■ The request ■
Give the data again exactly as written, skipping any pictures.
━━━━━ Data entries
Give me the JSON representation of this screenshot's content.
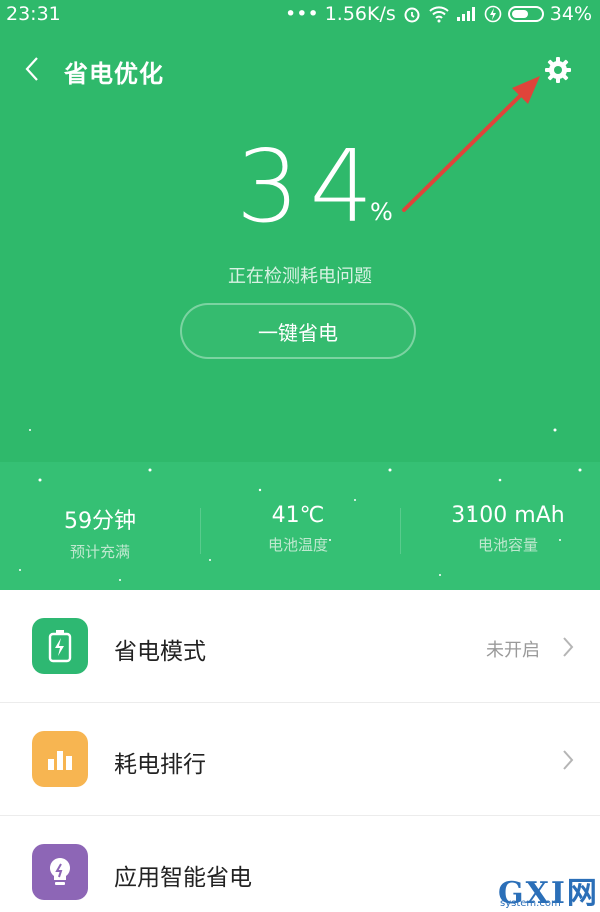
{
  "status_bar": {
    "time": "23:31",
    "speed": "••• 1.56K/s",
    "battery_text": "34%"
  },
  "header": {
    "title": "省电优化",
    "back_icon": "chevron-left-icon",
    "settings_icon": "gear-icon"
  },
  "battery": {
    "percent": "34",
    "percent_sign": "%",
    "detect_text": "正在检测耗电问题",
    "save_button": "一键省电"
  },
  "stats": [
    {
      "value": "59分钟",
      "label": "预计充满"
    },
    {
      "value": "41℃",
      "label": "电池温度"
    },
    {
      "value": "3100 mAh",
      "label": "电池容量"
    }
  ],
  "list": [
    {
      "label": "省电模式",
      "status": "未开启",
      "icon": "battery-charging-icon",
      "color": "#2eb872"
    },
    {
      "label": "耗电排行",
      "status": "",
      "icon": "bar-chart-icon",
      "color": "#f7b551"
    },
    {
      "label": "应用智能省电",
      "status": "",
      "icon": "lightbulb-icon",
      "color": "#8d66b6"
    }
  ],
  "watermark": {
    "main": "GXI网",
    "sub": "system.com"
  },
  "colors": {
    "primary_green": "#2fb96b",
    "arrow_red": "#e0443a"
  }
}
━━━━━━━━━━
■ Completed exercise ■
Give me the JSON representation of this screenshot's content.
{
  "status_bar": {
    "time": "23:31",
    "speed": "••• 1.56K/s",
    "battery_text": "34%"
  },
  "header": {
    "title": "省电优化",
    "back_icon": "chevron-left-icon",
    "settings_icon": "gear-icon"
  },
  "battery": {
    "percent": "34",
    "percent_sign": "%",
    "detect_text": "正在检测耗电问题",
    "save_button": "一键省电"
  },
  "stats": [
    {
      "value": "59分钟",
      "label": "预计充满"
    },
    {
      "value": "41℃",
      "label": "电池温度"
    },
    {
      "value": "3100 mAh",
      "label": "电池容量"
    }
  ],
  "list": [
    {
      "label": "省电模式",
      "status": "未开启",
      "icon": "battery-charging-icon",
      "color": "#2eb872"
    },
    {
      "label": "耗电排行",
      "status": "",
      "icon": "bar-chart-icon",
      "color": "#f7b551"
    },
    {
      "label": "应用智能省电",
      "status": "",
      "icon": "lightbulb-icon",
      "color": "#8d66b6"
    }
  ],
  "watermark": {
    "main": "GXI网",
    "sub": "system.com"
  },
  "colors": {
    "primary_green": "#2fb96b",
    "arrow_red": "#e0443a"
  }
}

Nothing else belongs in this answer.